-- START Data provided --

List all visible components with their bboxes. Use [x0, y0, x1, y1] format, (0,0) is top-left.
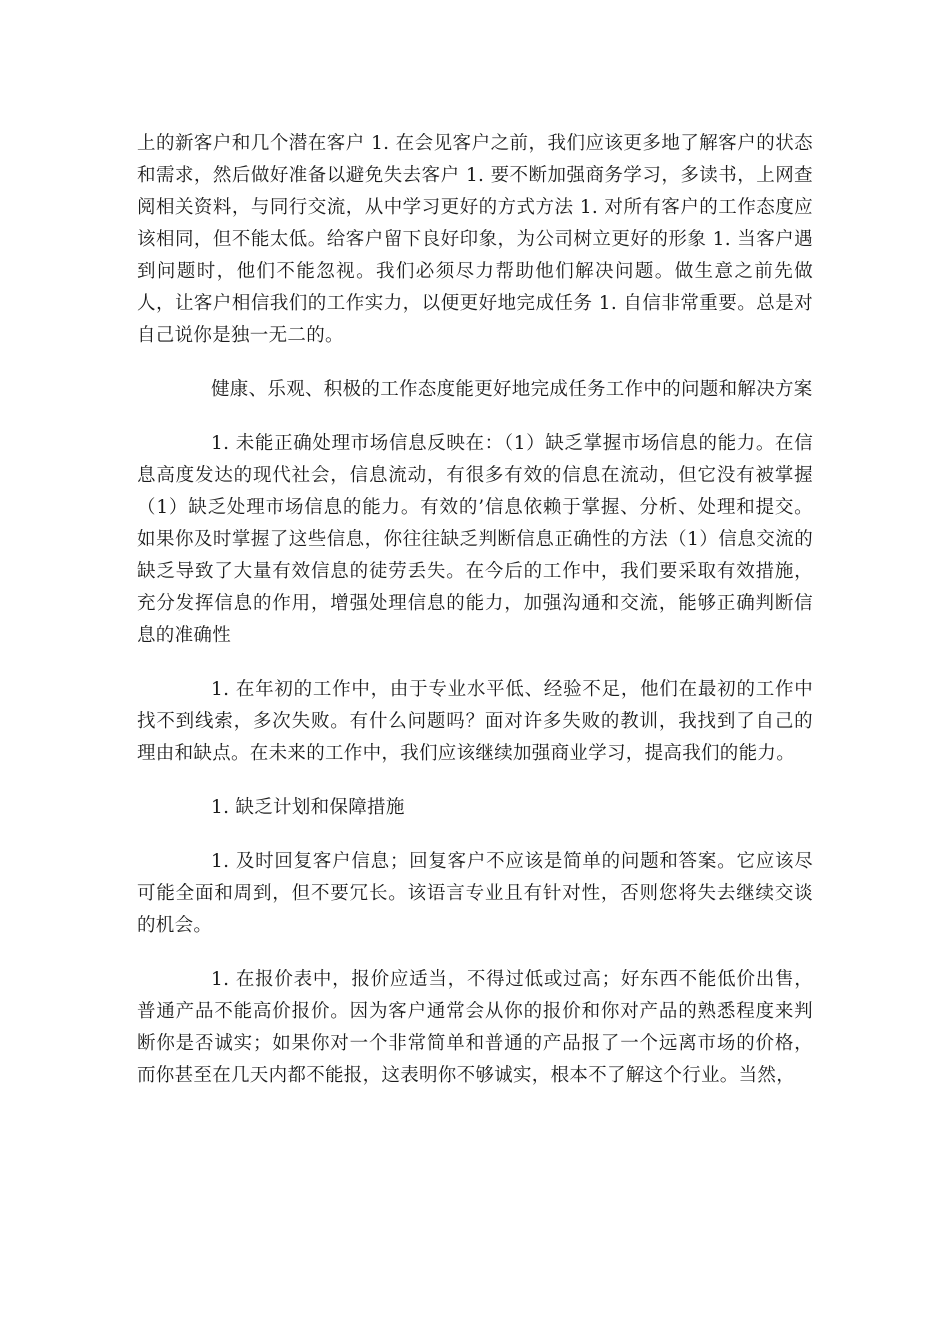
paragraph-continuation: 上的新客户和几个潜在客户 1. 在会见客户之前，我们应该更多地了解客户的状态和需求，然后做好准备以避免失去客户 1. 要不断加强商务学习，多读书，上网查阅相关资料，与同行交流，从中学习更好的方式方法 1. 对所有客户的工作态度应该相同，但不能太低。给客户留下良好印象，为公司树立更好的形象 1. 当客户遇到问题时，他们不能忽视。我们必须尽力帮助他们解决问题。做生意之前先做人，让客户相信我们的工作实力，以便更好地完成任务 1. 自信非常重要。总是对自己说你是独一无二的。 — [137, 133, 813, 346]
paragraph-heading-attitude: 健康、乐观、积极的工作态度能更好地完成任务工作中的问题和解决方案 — [211, 379, 813, 400]
paragraph-reply-customers: 1. 及时回复客户信息；回复客户不应该是简单的问题和答案。它应该尽可能全面和周到，但不要冗长。该语言专业且有针对性，否则您将失去继续交谈的机会。 — [137, 851, 813, 936]
paragraph-market-info: 1. 未能正确处理市场信息反映在：（1）缺乏掌握市场信息的能力。在信息高度发达的现代社会，信息流动，有很多有效的信息在流动，但它没有被掌握（1）缺乏处理市场信息的能力。有效的’信息依赖于掌握、分析、处理和提交。如果你及时掌握了这些信息，你往往缺乏判断信息正确性的方法（1）信息交流的缺乏导致了大量有效信息的徒劳丢失。在今后的工作中，我们要采取有效措施，充分发挥信息的作用，增强处理信息的能力，加强沟通和交流，能够正确判断信息的准确性 — [137, 433, 813, 646]
paragraph-quotation: 1. 在报价表中，报价应适当，不得过低或过高；好东西不能低价出售，普通产品不能高价报价。因为客户通常会从你的报价和你对产品的熟悉程度来判断你是否诚实；如果你对一个非常简单和普通的产品报了一个远离市场的价格，而你甚至在几天内都不能报，这表明你不够诚实，根本不了解这个行业。当然， — [137, 969, 813, 1086]
document-body — [137, 128, 813, 1114]
paragraph-early-work: 1. 在年初的工作中，由于专业水平低、经验不足，他们在最初的工作中找不到线索，多次失败。有什么问题吗？面对许多失败的教训，我找到了自己的理由和缺点。在未来的工作中，我们应该继续加强商业学习，提高我们的能力。 — [137, 679, 813, 764]
paragraph-lack-of-plan: 1. 缺乏计划和保障措施 — [211, 797, 405, 818]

-- END Data provided --

**Stated goal**
Gather every line of the items above that contains the string "paragraph", matching case exactly.

**Exercise response**
paragraph-continuation: 上的新客户和几个潜在客户 1. 在会见客户之前，我们应该更多地了解客户的状态和需求，然后做好准备以避免失去客户 1. 要不断加强商务学习，多读书，上网查阅相关资料，与同行交流，从中学习更好的方式方法 1. 对所有客户的工作态度应该相同，但不能太低。给客户留下良好印象，为公司树立更好的形象 1. 当客户遇到问题时，他们不能忽视。我们必须尽力帮助他们解决问题。做生意之前先做人，让客户相信我们的工作实力，以便更好地完成任务 1. 自信非常重要。总是对自己说你是独一无二的。 — [137, 133, 813, 346]
paragraph-heading-attitude: 健康、乐观、积极的工作态度能更好地完成任务工作中的问题和解决方案 — [211, 379, 813, 400]
paragraph-reply-customers: 1. 及时回复客户信息；回复客户不应该是简单的问题和答案。它应该尽可能全面和周到，但不要冗长。该语言专业且有针对性，否则您将失去继续交谈的机会。 — [137, 851, 813, 936]
paragraph-market-info: 1. 未能正确处理市场信息反映在：（1）缺乏掌握市场信息的能力。在信息高度发达的现代社会，信息流动，有很多有效的信息在流动，但它没有被掌握（1）缺乏处理市场信息的能力。有效的’信息依赖于掌握、分析、处理和提交。如果你及时掌握了这些信息，你往往缺乏判断信息正确性的方法（1）信息交流的缺乏导致了大量有效信息的徒劳丢失。在今后的工作中，我们要采取有效措施，充分发挥信息的作用，增强处理信息的能力，加强沟通和交流，能够正确判断信息的准确性 — [137, 433, 813, 646]
paragraph-quotation: 1. 在报价表中，报价应适当，不得过低或过高；好东西不能低价出售，普通产品不能高价报价。因为客户通常会从你的报价和你对产品的熟悉程度来判断你是否诚实；如果你对一个非常简单和普通的产品报了一个远离市场的价格，而你甚至在几天内都不能报，这表明你不够诚实，根本不了解这个行业。当然， — [137, 969, 813, 1086]
paragraph-early-work: 1. 在年初的工作中，由于专业水平低、经验不足，他们在最初的工作中找不到线索，多次失败。有什么问题吗？面对许多失败的教训，我找到了自己的理由和缺点。在未来的工作中，我们应该继续加强商业学习，提高我们的能力。 — [137, 679, 813, 764]
paragraph-lack-of-plan: 1. 缺乏计划和保障措施 — [211, 797, 405, 818]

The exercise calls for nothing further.